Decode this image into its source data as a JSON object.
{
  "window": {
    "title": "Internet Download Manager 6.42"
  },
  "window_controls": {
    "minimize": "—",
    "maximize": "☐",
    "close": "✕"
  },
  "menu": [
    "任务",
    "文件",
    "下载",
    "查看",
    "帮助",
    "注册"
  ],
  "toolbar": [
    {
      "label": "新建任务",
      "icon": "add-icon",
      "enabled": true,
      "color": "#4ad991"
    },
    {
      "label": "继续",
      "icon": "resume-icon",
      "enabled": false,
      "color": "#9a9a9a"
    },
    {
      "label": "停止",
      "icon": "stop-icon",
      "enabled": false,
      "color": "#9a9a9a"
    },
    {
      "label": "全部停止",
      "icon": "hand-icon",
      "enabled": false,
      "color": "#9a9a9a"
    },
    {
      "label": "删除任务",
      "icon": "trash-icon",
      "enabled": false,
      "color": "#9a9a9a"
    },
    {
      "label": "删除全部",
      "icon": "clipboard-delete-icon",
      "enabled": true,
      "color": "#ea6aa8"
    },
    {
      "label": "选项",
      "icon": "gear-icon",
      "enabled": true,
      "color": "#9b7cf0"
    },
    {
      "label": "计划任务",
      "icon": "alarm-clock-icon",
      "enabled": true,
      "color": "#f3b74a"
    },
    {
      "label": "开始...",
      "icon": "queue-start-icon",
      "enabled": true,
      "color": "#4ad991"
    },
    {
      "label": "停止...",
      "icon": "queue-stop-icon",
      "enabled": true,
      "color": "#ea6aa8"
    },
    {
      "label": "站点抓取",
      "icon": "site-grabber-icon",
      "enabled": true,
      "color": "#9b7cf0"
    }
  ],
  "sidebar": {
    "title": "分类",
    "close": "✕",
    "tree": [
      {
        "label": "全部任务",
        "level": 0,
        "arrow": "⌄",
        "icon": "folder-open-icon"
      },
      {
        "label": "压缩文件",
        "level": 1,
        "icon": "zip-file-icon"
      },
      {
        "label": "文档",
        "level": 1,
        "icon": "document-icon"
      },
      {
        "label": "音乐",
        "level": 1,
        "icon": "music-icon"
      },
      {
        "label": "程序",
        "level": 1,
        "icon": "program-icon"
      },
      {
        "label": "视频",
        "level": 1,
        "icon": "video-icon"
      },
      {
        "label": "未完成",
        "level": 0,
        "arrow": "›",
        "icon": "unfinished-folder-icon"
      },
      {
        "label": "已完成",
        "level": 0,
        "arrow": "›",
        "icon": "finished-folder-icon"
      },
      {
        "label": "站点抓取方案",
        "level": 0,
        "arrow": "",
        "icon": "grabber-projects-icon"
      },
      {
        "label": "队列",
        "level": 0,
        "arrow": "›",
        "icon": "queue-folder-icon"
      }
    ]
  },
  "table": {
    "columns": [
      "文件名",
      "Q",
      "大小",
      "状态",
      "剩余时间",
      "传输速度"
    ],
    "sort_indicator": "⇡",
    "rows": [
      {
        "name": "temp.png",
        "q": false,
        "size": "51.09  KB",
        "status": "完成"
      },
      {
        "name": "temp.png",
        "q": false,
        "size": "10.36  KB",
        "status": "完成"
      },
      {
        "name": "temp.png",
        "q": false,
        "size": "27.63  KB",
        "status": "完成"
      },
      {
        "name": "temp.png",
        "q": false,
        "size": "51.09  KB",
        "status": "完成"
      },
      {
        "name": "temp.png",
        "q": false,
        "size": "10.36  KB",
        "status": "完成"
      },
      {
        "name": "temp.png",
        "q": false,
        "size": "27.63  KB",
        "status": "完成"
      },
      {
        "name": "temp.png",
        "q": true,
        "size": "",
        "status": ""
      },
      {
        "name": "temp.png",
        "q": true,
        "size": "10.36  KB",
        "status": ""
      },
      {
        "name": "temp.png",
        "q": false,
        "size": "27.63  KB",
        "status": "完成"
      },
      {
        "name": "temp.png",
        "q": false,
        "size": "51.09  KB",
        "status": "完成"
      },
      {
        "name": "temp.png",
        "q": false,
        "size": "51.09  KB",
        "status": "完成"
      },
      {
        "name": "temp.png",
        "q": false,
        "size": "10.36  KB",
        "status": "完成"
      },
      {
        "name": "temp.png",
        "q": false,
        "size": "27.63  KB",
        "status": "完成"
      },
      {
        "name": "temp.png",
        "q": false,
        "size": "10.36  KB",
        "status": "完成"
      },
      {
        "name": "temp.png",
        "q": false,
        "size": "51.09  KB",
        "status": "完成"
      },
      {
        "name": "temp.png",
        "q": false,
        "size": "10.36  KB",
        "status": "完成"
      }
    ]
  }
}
---
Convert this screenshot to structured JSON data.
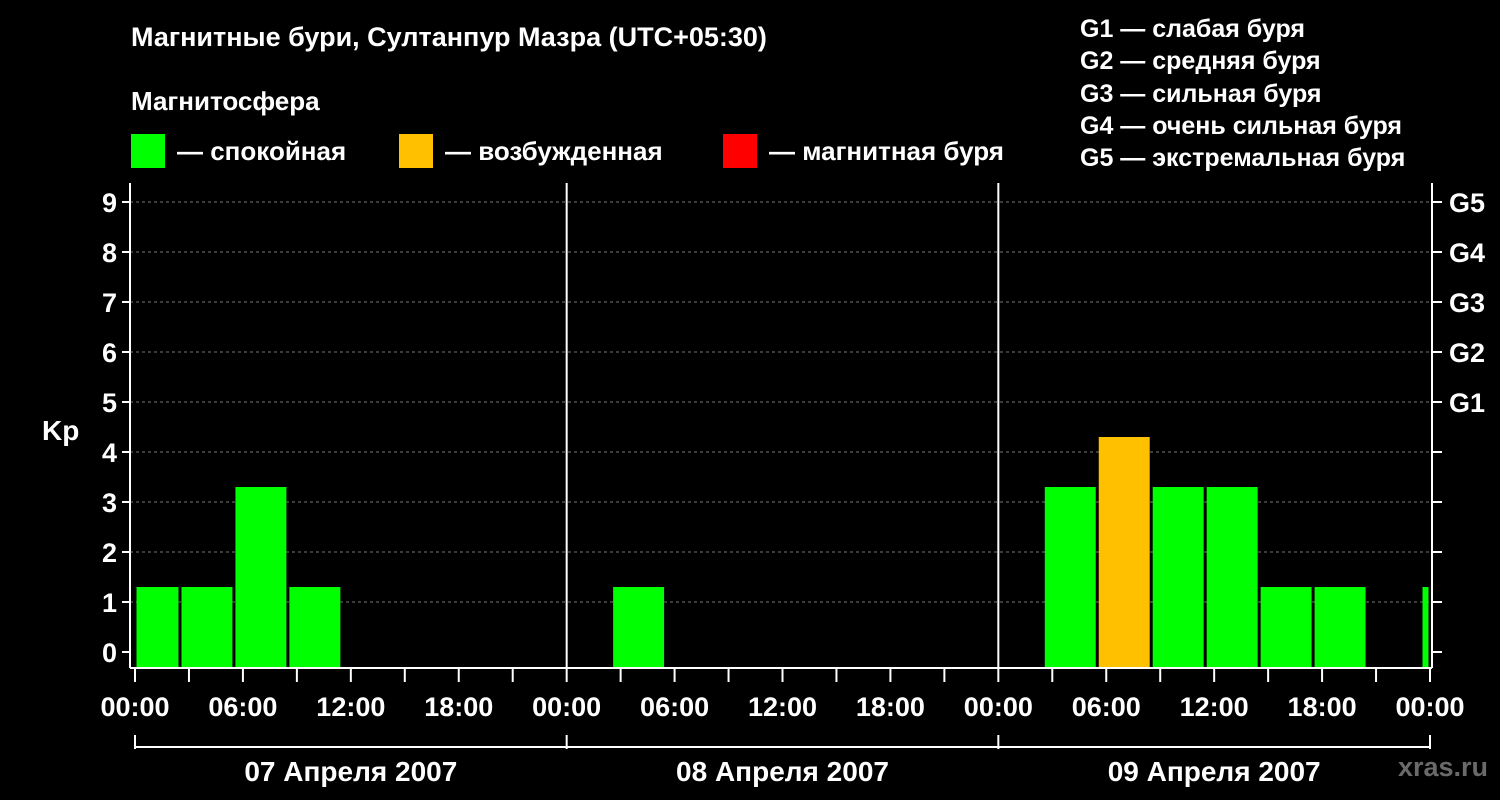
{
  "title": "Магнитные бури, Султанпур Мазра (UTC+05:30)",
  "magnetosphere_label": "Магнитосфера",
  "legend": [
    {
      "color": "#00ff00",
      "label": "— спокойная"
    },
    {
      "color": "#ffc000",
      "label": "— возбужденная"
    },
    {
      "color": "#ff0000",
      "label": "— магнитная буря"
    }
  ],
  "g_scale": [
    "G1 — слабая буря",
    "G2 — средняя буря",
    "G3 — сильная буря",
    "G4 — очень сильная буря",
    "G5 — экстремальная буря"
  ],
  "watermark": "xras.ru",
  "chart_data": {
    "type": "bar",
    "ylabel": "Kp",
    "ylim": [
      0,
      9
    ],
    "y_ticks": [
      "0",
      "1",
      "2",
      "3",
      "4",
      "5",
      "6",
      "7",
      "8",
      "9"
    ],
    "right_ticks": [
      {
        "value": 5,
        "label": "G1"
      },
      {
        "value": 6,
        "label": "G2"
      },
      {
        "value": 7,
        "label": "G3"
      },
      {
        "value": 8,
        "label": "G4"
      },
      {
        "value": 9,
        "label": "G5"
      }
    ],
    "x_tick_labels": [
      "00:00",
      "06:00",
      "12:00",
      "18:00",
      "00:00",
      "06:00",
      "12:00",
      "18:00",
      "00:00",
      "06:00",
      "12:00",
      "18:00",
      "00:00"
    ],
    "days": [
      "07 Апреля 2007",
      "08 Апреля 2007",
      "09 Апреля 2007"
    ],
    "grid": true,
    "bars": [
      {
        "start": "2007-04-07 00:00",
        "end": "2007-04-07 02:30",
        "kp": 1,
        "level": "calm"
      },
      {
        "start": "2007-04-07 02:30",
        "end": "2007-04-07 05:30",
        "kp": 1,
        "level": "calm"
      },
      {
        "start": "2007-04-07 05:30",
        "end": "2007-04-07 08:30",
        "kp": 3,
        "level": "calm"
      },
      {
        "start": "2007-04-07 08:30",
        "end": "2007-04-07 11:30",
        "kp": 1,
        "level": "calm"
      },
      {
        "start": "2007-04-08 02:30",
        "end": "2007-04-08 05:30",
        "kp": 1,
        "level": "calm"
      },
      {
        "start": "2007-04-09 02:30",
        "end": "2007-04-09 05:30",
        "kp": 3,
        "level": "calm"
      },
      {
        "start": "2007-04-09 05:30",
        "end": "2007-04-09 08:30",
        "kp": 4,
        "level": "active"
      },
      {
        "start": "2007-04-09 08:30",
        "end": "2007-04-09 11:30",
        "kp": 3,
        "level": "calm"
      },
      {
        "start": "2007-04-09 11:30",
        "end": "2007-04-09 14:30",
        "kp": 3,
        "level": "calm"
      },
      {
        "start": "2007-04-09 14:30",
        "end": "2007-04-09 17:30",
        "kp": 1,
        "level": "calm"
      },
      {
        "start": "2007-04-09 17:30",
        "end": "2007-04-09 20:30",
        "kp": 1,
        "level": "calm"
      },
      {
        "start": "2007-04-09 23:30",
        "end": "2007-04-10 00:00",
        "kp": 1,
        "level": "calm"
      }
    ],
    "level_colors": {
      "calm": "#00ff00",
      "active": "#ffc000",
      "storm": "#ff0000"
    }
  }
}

- _WHAT IS BEING ASKED_:
Report the number of lines containing the string "folder" and add nothing to it.

- _WRITTEN SOLUTION_:
4